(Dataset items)
───

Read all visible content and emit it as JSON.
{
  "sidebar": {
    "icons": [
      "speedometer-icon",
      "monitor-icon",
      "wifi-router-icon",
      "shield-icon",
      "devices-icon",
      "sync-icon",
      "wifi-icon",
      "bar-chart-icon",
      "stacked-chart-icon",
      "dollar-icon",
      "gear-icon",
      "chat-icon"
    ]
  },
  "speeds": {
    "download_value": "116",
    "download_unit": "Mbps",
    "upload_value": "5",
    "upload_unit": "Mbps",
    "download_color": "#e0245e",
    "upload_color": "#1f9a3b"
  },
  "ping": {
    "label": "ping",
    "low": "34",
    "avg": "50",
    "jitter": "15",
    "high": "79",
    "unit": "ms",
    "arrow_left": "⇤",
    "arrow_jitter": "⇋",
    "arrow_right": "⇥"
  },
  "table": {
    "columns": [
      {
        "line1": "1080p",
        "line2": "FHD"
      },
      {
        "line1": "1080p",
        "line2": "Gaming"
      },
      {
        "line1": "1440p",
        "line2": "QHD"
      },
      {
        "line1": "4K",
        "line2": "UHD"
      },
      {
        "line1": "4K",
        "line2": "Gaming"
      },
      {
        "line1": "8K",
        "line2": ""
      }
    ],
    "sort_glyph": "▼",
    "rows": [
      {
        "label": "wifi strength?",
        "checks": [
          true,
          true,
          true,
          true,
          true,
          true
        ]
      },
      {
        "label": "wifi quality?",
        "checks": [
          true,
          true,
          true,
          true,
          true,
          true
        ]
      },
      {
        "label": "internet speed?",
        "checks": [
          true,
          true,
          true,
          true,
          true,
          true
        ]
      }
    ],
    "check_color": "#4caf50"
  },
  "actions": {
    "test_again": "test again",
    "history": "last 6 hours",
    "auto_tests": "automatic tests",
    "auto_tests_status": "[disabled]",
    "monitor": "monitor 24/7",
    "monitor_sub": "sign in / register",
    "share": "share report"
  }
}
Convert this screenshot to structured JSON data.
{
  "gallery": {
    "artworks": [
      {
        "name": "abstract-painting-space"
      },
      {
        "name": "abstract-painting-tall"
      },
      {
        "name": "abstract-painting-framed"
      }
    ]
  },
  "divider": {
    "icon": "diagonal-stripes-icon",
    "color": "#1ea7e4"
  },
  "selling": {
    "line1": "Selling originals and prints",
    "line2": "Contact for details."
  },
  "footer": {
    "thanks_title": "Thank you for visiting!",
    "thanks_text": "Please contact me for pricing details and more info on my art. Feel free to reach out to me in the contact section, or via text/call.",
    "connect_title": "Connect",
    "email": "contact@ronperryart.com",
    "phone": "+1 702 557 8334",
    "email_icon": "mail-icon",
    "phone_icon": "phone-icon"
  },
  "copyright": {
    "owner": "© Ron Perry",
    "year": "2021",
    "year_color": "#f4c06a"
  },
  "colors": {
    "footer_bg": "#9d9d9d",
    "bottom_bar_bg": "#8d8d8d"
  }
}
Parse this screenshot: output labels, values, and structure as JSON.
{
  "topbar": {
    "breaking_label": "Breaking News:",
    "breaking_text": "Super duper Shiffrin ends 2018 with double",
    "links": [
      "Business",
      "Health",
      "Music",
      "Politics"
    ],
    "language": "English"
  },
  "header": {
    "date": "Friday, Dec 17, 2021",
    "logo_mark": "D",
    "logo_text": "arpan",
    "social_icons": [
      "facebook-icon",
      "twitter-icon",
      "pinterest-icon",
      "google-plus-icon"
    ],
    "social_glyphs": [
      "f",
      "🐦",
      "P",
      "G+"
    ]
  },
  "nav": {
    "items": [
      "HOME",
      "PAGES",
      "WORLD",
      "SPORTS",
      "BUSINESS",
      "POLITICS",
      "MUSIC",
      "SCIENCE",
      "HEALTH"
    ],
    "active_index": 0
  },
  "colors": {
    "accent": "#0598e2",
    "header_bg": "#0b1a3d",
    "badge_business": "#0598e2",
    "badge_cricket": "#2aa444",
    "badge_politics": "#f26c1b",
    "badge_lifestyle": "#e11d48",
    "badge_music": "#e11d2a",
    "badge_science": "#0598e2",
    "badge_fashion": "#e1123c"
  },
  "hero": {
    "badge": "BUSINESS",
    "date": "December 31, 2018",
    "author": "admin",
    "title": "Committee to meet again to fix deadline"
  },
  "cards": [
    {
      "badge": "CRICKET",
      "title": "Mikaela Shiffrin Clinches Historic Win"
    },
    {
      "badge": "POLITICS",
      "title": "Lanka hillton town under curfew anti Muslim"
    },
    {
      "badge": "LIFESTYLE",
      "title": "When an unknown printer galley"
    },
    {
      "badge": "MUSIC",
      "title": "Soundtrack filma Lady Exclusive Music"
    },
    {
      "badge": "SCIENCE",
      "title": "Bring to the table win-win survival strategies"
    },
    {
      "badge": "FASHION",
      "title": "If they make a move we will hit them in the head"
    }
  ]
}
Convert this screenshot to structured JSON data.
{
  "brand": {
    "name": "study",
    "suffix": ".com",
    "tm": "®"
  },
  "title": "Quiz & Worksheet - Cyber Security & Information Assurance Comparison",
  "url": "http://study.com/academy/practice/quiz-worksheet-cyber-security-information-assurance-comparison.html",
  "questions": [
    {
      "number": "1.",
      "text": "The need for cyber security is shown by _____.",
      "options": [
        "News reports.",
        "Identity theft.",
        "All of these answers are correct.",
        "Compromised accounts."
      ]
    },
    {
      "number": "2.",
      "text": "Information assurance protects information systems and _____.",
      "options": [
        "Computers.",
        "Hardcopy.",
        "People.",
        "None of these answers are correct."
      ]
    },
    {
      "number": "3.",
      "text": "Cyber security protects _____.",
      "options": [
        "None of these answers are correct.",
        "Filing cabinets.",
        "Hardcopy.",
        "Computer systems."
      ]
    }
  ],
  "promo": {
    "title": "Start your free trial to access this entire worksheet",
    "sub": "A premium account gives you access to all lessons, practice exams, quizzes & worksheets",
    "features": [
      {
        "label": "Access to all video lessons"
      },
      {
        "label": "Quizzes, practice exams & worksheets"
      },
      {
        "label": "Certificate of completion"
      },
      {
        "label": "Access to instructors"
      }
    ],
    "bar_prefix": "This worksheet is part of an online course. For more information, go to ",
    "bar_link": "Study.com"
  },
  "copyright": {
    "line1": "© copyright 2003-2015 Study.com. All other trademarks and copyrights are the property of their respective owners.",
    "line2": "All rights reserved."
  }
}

───

** AIM OF THE TASK **
Above are the records; copy all of them exactly.

** SOLVED EXERCISE **
Read all visible content and emit it as JSON.
{
  "sidebar": {
    "icons": [
      "speedometer-icon",
      "monitor-icon",
      "wifi-router-icon",
      "shield-icon",
      "devices-icon",
      "sync-icon",
      "wifi-icon",
      "bar-chart-icon",
      "stacked-chart-icon",
      "dollar-icon",
      "gear-icon",
      "chat-icon"
    ]
  },
  "speeds": {
    "download_value": "116",
    "download_unit": "Mbps",
    "upload_value": "5",
    "upload_unit": "Mbps",
    "download_color": "#e0245e",
    "upload_color": "#1f9a3b"
  },
  "ping": {
    "label": "ping",
    "low": "34",
    "avg": "50",
    "jitter": "15",
    "high": "79",
    "unit": "ms",
    "arrow_left": "⇤",
    "arrow_jitter": "⇋",
    "arrow_right": "⇥"
  },
  "table": {
    "columns": [
      {
        "line1": "1080p",
        "line2": "FHD"
      },
      {
        "line1": "1080p",
        "line2": "Gaming"
      },
      {
        "line1": "1440p",
        "line2": "QHD"
      },
      {
        "line1": "4K",
        "line2": "UHD"
      },
      {
        "line1": "4K",
        "line2": "Gaming"
      },
      {
        "line1": "8K",
        "line2": ""
      }
    ],
    "sort_glyph": "▼",
    "rows": [
      {
        "label": "wifi strength?",
        "checks": [
          true,
          true,
          true,
          true,
          true,
          true
        ]
      },
      {
        "label": "wifi quality?",
        "checks": [
          true,
          true,
          true,
          true,
          true,
          true
        ]
      },
      {
        "label": "internet speed?",
        "checks": [
          true,
          true,
          true,
          true,
          true,
          true
        ]
      }
    ],
    "check_color": "#4caf50"
  },
  "actions": {
    "test_again": "test again",
    "history": "last 6 hours",
    "auto_tests": "automatic tests",
    "auto_tests_status": "[disabled]",
    "monitor": "monitor 24/7",
    "monitor_sub": "sign in / register",
    "share": "share report"
  }
}
Convert this screenshot to structured JSON data.
{
  "gallery": {
    "artworks": [
      {
        "name": "abstract-painting-space"
      },
      {
        "name": "abstract-painting-tall"
      },
      {
        "name": "abstract-painting-framed"
      }
    ]
  },
  "divider": {
    "icon": "diagonal-stripes-icon",
    "color": "#1ea7e4"
  },
  "selling": {
    "line1": "Selling originals and prints",
    "line2": "Contact for details."
  },
  "footer": {
    "thanks_title": "Thank you for visiting!",
    "thanks_text": "Please contact me for pricing details and more info on my art. Feel free to reach out to me in the contact section, or via text/call.",
    "connect_title": "Connect",
    "email": "contact@ronperryart.com",
    "phone": "+1 702 557 8334",
    "email_icon": "mail-icon",
    "phone_icon": "phone-icon"
  },
  "copyright": {
    "owner": "© Ron Perry",
    "year": "2021",
    "year_color": "#f4c06a"
  },
  "colors": {
    "footer_bg": "#9d9d9d",
    "bottom_bar_bg": "#8d8d8d"
  }
}
Parse this screenshot: output labels, values, and structure as JSON.
{
  "topbar": {
    "breaking_label": "Breaking News:",
    "breaking_text": "Super duper Shiffrin ends 2018 with double",
    "links": [
      "Business",
      "Health",
      "Music",
      "Politics"
    ],
    "language": "English"
  },
  "header": {
    "date": "Friday, Dec 17, 2021",
    "logo_mark": "D",
    "logo_text": "arpan",
    "social_icons": [
      "facebook-icon",
      "twitter-icon",
      "pinterest-icon",
      "google-plus-icon"
    ],
    "social_glyphs": [
      "f",
      "🐦",
      "P",
      "G+"
    ]
  },
  "nav": {
    "items": [
      "HOME",
      "PAGES",
      "WORLD",
      "SPORTS",
      "BUSINESS",
      "POLITICS",
      "MUSIC",
      "SCIENCE",
      "HEALTH"
    ],
    "active_index": 0
  },
  "colors": {
    "accent": "#0598e2",
    "header_bg": "#0b1a3d",
    "badge_business": "#0598e2",
    "badge_cricket": "#2aa444",
    "badge_politics": "#f26c1b",
    "badge_lifestyle": "#e11d48",
    "badge_music": "#e11d2a",
    "badge_science": "#0598e2",
    "badge_fashion": "#e1123c"
  },
  "hero": {
    "badge": "BUSINESS",
    "date": "December 31, 2018",
    "author": "admin",
    "title": "Committee to meet again to fix deadline"
  },
  "cards": [
    {
      "badge": "CRICKET",
      "title": "Mikaela Shiffrin Clinches Historic Win"
    },
    {
      "badge": "POLITICS",
      "title": "Lanka hillton town under curfew anti Muslim"
    },
    {
      "badge": "LIFESTYLE",
      "title": "When an unknown printer galley"
    },
    {
      "badge": "MUSIC",
      "title": "Soundtrack filma Lady Exclusive Music"
    },
    {
      "badge": "SCIENCE",
      "title": "Bring to the table win-win survival strategies"
    },
    {
      "badge": "FASHION",
      "title": "If they make a move we will hit them in the head"
    }
  ]
}
Convert this screenshot to structured JSON data.
{
  "brand": {
    "name": "study",
    "suffix": ".com",
    "tm": "®"
  },
  "title": "Quiz & Worksheet - Cyber Security & Information Assurance Comparison",
  "url": "http://study.com/academy/practice/quiz-worksheet-cyber-security-information-assurance-comparison.html",
  "questions": [
    {
      "number": "1.",
      "text": "The need for cyber security is shown by _____.",
      "options": [
        "News reports.",
        "Identity theft.",
        "All of these answers are correct.",
        "Compromised accounts."
      ]
    },
    {
      "number": "2.",
      "text": "Information assurance protects information systems and _____.",
      "options": [
        "Computers.",
        "Hardcopy.",
        "People.",
        "None of these answers are correct."
      ]
    },
    {
      "number": "3.",
      "text": "Cyber security protects _____.",
      "options": [
        "None of these answers are correct.",
        "Filing cabinets.",
        "Hardcopy.",
        "Computer systems."
      ]
    }
  ],
  "promo": {
    "title": "Start your free trial to access this entire worksheet",
    "sub": "A premium account gives you access to all lessons, practice exams, quizzes & worksheets",
    "features": [
      {
        "label": "Access to all video lessons"
      },
      {
        "label": "Quizzes, practice exams & worksheets"
      },
      {
        "label": "Certificate of completion"
      },
      {
        "label": "Access to instructors"
      }
    ],
    "bar_prefix": "This worksheet is part of an online course. For more information, go to ",
    "bar_link": "Study.com"
  },
  "copyright": {
    "line1": "© copyright 2003-2015 Study.com. All other trademarks and copyrights are the property of their respective owners.",
    "line2": "All rights reserved."
  }
}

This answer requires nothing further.